■ **What the exercise asks**
Transcribe each of the records below exactly, excluding all pictures.
>> Begin
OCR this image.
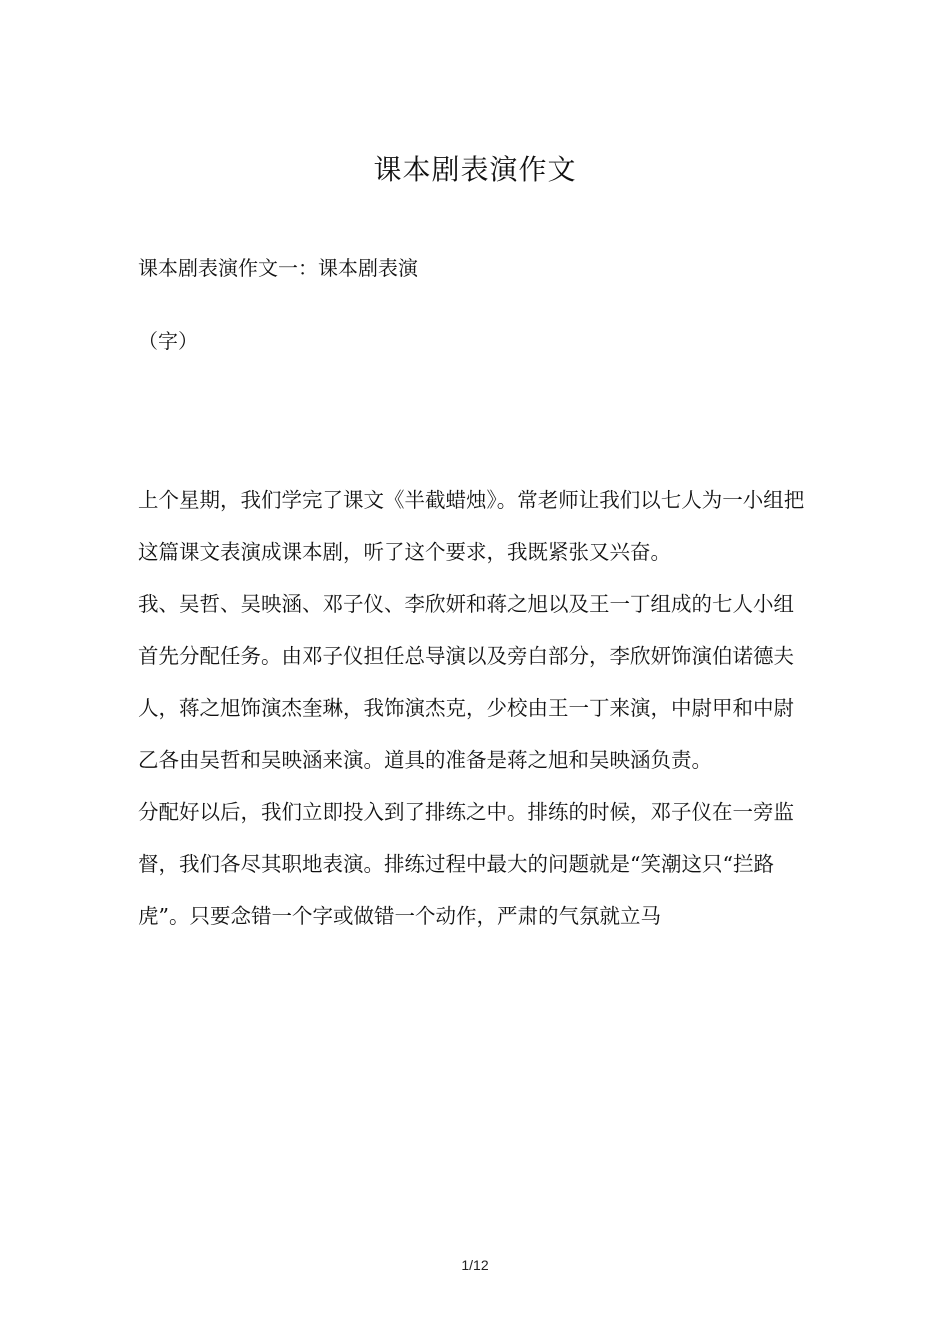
课本剧表演作文
课本剧表演作文一：课本剧表演
（字）

上个星期，我们学完了课文《半截蜡烛》。常老师让我们以七人为一小组把这篇课文表演成课本剧，听了这个要求，我既紧张又兴奋。

我、吴哲、吴映涵、邓子仪、李欣妍和蒋之旭以及王一丁组成的七人小组首先分配任务。由邓子仪担任总导演以及旁白部分，李欣妍饰演伯诺德夫人，蒋之旭饰演杰奎琳，我饰演杰克，少校由王一丁来演，中尉甲和中尉乙各由吴哲和吴映涵来演。道具的准备是蒋之旭和吴映涵负责。

分配好以后，我们立即投入到了排练之中。排练的时候，邓子仪在一旁监督，我们各尽其职地表演。排练过程中最大的问题就是“笑潮这只“拦路虎”。只要念错一个字或做错一个动作，严肃的气氛就立马

1/12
>> End
■ **Output of the exercise**
OCR this image.
课本剧表演作文
课本剧表演作文一：课本剧表演
（字）

上个星期，我们学完了课文《半截蜡烛》。常老师让我们以七人为一小组把这篇课文表演成课本剧，听了这个要求，我既紧张又兴奋。

我、吴哲、吴映涵、邓子仪、李欣妍和蒋之旭以及王一丁组成的七人小组首先分配任务。由邓子仪担任总导演以及旁白部分，李欣妍饰演伯诺德夫人，蒋之旭饰演杰奎琳，我饰演杰克，少校由王一丁来演，中尉甲和中尉乙各由吴哲和吴映涵来演。道具的准备是蒋之旭和吴映涵负责。

分配好以后，我们立即投入到了排练之中。排练的时候，邓子仪在一旁监督，我们各尽其职地表演。排练过程中最大的问题就是“笑潮这只“拦路虎”。只要念错一个字或做错一个动作，严肃的气氛就立马

1/12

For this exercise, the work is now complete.